───── Stored data ─────

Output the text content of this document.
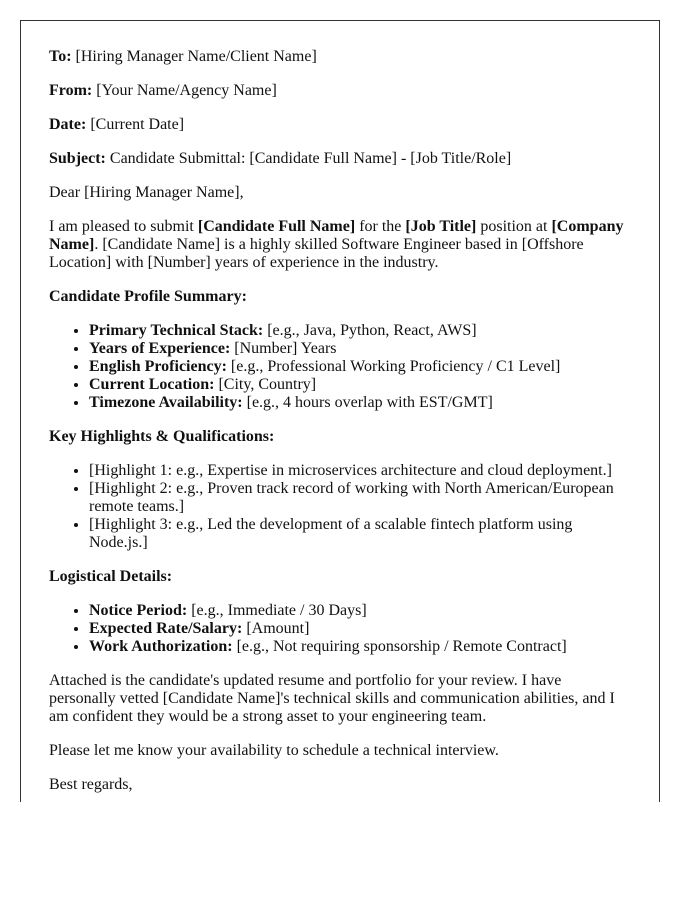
To: [Hiring Manager Name/Client Name]

From: [Your Name/Agency Name]

Date: [Current Date]

Subject: Candidate Submittal: [Candidate Full Name] - [Job Title/Role]

Dear [Hiring Manager Name],

I am pleased to submit [Candidate Full Name] for the [Job Title] position at [Company Name]. [Candidate Name] is a highly skilled Software Engineer based in [Offshore Location] with [Number] years of experience in the industry.

Candidate Profile Summary:

• Primary Technical Stack: [e.g., Java, Python, React, AWS]
• Years of Experience: [Number] Years
• English Proficiency: [e.g., Professional Working Proficiency / C1 Level]
• Current Location: [City, Country]
• Timezone Availability: [e.g., 4 hours overlap with EST/GMT]

Key Highlights & Qualifications:

• [Highlight 1: e.g., Expertise in microservices architecture and cloud deployment.]
• [Highlight 2: e.g., Proven track record of working with North American/European remote teams.]
• [Highlight 3: e.g., Led the development of a scalable fintech platform using Node.js.]

Logistical Details:

• Notice Period: [e.g., Immediate / 30 Days]
• Expected Rate/Salary: [Amount]
• Work Authorization: [e.g., Not requiring sponsorship / Remote Contract]

Attached is the candidate's updated resume and portfolio for your review. I have personally vetted [Candidate Name]'s technical skills and communication abilities, and I am confident they would be a strong asset to your engineering team.

Please let me know your availability to schedule a technical interview.

Best regards,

─────

Given request:
Reproduce the material in full, word for word, and omit the pictures.

Answer to the problem:
Output the text content of this document.
To: [Hiring Manager Name/Client Name]

From: [Your Name/Agency Name]

Date: [Current Date]

Subject: Candidate Submittal: [Candidate Full Name] - [Job Title/Role]

Dear [Hiring Manager Name],

I am pleased to submit [Candidate Full Name] for the [Job Title] position at [Company Name]. [Candidate Name] is a highly skilled Software Engineer based in [Offshore Location] with [Number] years of experience in the industry.

Candidate Profile Summary:

• Primary Technical Stack: [e.g., Java, Python, React, AWS]
• Years of Experience: [Number] Years
• English Proficiency: [e.g., Professional Working Proficiency / C1 Level]
• Current Location: [City, Country]
• Timezone Availability: [e.g., 4 hours overlap with EST/GMT]

Key Highlights & Qualifications:

• [Highlight 1: e.g., Expertise in microservices architecture and cloud deployment.]
• [Highlight 2: e.g., Proven track record of working with North American/European remote teams.]
• [Highlight 3: e.g., Led the development of a scalable fintech platform using Node.js.]

Logistical Details:

• Notice Period: [e.g., Immediate / 30 Days]
• Expected Rate/Salary: [Amount]
• Work Authorization: [e.g., Not requiring sponsorship / Remote Contract]

Attached is the candidate's updated resume and portfolio for your review. I have personally vetted [Candidate Name]'s technical skills and communication abilities, and I am confident they would be a strong asset to your engineering team.

Please let me know your availability to schedule a technical interview.

Best regards,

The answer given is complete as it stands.